Search the data for the string "nicht" and gather each line it is in.
* START Data records *
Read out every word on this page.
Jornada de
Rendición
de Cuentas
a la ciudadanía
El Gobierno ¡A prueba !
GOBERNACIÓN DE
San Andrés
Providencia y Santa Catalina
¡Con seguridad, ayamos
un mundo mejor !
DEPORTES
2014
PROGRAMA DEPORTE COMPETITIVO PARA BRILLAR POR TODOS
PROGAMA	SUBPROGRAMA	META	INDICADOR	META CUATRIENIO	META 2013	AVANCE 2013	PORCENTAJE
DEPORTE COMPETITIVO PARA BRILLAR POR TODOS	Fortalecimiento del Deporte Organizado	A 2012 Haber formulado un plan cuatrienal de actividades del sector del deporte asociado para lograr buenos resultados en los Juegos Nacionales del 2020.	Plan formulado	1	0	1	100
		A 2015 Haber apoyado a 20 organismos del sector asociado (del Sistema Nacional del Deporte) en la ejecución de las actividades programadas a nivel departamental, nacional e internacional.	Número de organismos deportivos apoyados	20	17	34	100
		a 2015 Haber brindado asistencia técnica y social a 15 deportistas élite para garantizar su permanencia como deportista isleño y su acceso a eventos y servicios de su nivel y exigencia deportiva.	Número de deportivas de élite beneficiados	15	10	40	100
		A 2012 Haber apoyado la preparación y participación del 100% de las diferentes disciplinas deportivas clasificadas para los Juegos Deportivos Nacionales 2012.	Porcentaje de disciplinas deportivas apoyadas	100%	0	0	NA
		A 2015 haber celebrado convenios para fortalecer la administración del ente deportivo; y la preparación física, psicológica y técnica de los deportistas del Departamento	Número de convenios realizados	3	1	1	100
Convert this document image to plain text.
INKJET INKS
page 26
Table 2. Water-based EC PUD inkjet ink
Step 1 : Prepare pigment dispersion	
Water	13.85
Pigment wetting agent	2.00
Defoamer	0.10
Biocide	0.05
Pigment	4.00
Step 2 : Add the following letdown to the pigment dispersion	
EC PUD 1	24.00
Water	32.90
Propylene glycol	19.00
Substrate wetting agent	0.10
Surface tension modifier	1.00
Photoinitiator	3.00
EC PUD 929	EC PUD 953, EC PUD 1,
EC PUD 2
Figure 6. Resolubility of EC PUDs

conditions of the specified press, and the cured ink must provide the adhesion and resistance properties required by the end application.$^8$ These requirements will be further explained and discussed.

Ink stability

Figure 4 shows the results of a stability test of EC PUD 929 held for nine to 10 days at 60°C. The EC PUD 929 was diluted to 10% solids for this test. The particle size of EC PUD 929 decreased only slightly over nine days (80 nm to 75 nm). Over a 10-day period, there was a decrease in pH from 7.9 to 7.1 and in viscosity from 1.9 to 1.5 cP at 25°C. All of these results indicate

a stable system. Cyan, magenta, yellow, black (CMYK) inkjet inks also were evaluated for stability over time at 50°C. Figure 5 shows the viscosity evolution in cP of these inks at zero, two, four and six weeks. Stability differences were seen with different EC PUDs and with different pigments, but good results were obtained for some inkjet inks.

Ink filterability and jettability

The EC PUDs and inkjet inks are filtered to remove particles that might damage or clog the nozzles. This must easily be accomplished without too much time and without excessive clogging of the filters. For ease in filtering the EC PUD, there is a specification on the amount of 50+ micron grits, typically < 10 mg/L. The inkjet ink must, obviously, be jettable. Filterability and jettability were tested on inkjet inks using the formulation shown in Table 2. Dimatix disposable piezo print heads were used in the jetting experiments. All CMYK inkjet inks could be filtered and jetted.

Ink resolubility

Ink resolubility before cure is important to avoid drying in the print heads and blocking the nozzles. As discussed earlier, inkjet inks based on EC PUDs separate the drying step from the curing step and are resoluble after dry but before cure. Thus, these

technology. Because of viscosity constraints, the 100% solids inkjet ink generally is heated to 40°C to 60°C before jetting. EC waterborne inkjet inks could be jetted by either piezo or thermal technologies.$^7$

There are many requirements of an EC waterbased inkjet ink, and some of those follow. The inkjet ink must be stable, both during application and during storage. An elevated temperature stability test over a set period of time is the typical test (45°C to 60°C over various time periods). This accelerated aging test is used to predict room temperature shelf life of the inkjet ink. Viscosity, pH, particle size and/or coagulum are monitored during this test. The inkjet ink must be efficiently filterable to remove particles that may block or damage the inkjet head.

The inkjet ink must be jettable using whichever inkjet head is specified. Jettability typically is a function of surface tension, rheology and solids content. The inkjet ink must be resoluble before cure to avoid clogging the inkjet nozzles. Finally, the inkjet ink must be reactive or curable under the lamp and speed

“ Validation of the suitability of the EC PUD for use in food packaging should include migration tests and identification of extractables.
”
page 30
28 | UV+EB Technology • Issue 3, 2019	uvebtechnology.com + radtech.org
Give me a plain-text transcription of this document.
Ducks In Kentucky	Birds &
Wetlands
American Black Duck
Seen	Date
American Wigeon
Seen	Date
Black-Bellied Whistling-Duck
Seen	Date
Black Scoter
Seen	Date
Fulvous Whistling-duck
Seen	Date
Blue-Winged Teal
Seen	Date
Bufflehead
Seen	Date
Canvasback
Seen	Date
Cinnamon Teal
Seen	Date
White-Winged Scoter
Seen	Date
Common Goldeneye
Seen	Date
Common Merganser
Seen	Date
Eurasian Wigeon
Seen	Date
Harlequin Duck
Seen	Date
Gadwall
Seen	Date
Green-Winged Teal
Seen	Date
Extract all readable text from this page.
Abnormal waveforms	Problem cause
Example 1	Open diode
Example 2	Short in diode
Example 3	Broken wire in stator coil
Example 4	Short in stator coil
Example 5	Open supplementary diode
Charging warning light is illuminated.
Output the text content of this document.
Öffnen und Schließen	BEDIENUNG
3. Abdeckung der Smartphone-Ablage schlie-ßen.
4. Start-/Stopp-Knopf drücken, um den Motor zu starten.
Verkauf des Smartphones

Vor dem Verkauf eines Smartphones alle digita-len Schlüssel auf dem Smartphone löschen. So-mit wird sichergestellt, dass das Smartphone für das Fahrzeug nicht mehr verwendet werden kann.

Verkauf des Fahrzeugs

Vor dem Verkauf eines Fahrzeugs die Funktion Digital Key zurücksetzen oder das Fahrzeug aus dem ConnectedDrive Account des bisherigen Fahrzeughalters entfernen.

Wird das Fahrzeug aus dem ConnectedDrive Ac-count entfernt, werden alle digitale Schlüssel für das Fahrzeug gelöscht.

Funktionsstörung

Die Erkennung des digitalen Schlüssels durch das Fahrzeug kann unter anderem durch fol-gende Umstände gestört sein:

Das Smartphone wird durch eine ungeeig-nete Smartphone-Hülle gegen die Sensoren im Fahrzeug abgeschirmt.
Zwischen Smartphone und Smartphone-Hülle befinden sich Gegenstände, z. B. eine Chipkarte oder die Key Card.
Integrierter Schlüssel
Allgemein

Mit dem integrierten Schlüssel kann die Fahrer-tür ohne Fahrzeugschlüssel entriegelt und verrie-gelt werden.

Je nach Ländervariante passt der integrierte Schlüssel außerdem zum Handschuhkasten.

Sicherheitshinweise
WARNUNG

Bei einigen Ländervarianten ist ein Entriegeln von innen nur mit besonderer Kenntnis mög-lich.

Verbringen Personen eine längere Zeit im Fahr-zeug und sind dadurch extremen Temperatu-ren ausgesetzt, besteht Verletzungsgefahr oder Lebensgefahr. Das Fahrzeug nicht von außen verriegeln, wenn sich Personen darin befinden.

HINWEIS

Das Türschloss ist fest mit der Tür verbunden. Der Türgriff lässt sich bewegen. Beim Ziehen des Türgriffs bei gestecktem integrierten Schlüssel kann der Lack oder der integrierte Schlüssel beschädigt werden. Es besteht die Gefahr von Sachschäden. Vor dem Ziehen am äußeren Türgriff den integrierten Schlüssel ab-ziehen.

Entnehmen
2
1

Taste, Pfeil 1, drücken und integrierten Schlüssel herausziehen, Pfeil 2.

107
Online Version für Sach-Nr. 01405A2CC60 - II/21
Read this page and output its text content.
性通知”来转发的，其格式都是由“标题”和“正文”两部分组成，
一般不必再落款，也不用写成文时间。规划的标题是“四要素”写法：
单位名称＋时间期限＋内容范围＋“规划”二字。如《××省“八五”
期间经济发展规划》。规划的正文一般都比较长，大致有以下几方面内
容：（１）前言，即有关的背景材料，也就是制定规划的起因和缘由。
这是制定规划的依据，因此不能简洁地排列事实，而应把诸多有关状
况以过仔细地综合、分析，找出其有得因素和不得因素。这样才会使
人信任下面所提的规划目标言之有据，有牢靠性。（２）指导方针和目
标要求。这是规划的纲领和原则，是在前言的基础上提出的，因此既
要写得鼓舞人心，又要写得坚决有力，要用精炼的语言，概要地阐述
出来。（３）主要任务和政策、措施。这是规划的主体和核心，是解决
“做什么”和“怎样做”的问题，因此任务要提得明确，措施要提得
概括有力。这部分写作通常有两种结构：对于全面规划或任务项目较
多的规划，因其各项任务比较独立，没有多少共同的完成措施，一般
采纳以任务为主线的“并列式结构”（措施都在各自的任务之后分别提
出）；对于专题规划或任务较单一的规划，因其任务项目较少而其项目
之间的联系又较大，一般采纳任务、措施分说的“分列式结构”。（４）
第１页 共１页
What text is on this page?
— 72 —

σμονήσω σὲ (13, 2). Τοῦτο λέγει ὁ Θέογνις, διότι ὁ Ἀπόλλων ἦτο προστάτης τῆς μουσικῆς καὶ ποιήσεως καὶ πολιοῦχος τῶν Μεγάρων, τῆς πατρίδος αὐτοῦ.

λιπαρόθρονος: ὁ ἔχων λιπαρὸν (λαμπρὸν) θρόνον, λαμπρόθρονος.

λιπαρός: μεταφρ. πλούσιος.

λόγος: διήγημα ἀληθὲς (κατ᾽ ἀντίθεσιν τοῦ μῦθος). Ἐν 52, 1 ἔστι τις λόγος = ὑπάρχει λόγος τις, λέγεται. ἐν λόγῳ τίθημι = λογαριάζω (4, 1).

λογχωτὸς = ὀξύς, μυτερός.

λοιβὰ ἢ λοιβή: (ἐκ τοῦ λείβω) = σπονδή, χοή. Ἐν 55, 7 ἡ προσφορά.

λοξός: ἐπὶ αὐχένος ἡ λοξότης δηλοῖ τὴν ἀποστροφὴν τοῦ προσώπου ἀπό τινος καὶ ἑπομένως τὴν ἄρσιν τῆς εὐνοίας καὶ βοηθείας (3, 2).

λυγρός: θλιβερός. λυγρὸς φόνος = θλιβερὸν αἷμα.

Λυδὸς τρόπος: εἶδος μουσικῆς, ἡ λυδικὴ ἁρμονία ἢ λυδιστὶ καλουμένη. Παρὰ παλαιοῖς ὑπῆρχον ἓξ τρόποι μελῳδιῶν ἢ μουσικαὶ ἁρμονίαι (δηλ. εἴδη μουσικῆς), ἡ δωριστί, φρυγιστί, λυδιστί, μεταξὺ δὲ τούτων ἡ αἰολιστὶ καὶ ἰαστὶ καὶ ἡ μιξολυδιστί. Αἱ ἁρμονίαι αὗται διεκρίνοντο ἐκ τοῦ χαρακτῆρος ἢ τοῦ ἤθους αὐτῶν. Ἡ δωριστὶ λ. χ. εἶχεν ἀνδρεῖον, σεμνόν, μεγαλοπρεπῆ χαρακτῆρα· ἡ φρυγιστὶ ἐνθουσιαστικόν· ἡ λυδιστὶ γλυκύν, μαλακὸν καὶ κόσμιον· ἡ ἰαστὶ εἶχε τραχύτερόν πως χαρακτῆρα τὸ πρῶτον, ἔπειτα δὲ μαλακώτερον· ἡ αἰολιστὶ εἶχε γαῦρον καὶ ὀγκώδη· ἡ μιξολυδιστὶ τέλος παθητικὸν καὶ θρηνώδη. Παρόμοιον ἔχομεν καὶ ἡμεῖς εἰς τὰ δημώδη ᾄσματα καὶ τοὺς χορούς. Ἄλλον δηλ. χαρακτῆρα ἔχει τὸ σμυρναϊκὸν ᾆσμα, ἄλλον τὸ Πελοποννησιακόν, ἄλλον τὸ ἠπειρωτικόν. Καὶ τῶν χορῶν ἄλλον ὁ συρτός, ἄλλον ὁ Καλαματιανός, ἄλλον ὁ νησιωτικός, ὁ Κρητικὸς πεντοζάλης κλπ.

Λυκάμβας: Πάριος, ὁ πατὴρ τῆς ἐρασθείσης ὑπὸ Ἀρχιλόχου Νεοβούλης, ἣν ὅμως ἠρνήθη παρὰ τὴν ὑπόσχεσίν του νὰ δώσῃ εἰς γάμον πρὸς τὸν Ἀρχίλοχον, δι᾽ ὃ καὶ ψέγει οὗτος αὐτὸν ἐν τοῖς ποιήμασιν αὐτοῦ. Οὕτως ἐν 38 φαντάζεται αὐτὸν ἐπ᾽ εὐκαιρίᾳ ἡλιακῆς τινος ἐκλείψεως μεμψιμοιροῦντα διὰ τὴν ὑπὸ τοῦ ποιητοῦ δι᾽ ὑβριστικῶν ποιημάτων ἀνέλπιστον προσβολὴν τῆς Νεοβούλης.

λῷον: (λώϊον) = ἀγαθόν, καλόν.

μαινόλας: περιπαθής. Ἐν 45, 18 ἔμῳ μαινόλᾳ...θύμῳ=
* END Data records *
» Exercise answer
Vor dem Verkauf eines Smartphones alle digita-len Schlüssel auf dem Smartphone löschen. So-mit wird sichergestellt, dass das Smartphone für das Fahrzeug nicht mehr verwendet werden kann.
Verbringen Personen eine längere Zeit im Fahr-zeug und sind dadurch extremen Temperatu-ren ausgesetzt, besteht Verletzungsgefahr oder Lebensgefahr. Das Fahrzeug nicht von außen verriegeln, wenn sich Personen darin befinden.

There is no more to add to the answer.